[Problem]
The answer must be every line from the listing that holds the string "pijl".

[Provided material]
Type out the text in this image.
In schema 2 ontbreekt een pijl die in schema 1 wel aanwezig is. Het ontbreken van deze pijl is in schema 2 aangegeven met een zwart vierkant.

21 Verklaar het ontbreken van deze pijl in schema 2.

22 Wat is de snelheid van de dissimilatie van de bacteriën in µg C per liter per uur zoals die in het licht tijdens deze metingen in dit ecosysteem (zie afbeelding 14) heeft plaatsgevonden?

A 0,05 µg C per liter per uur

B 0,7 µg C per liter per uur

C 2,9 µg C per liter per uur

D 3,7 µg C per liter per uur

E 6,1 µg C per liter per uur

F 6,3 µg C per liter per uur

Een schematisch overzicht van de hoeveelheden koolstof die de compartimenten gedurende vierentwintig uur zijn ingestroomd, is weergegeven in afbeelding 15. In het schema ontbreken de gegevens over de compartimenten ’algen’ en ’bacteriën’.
--
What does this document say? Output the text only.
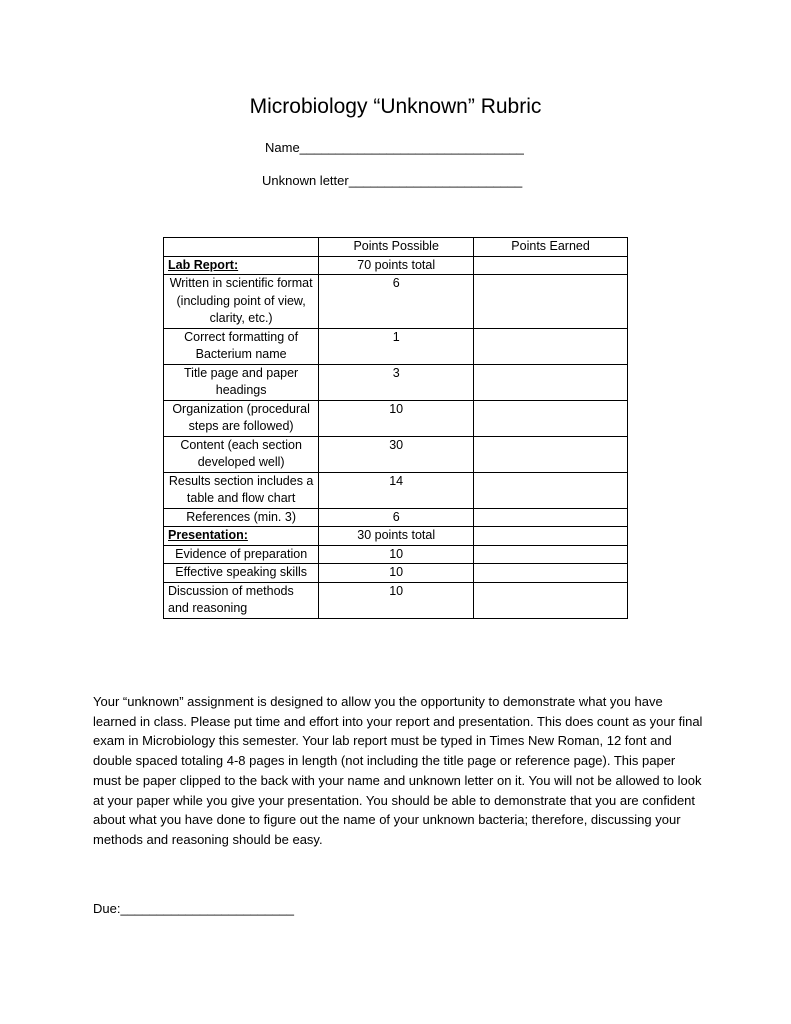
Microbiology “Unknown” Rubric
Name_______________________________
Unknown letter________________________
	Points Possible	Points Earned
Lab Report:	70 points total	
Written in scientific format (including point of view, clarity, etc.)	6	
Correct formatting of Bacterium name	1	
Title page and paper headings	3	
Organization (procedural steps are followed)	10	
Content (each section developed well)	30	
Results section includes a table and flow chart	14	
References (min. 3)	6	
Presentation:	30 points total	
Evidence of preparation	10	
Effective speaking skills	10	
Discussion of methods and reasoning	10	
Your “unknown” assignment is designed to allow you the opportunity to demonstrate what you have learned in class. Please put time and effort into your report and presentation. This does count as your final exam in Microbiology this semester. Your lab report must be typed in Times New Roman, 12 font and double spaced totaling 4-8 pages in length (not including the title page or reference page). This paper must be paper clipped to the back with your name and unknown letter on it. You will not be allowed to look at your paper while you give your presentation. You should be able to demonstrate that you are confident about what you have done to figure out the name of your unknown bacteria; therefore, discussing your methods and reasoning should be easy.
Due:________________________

[Written answer]
In schema 2 ontbreekt een pijl die in schema 1 wel aanwezig is. Het ontbreken van deze pijl is in schema 2 aangegeven met een zwart vierkant.
21 Verklaar het ontbreken van deze pijl in schema 2.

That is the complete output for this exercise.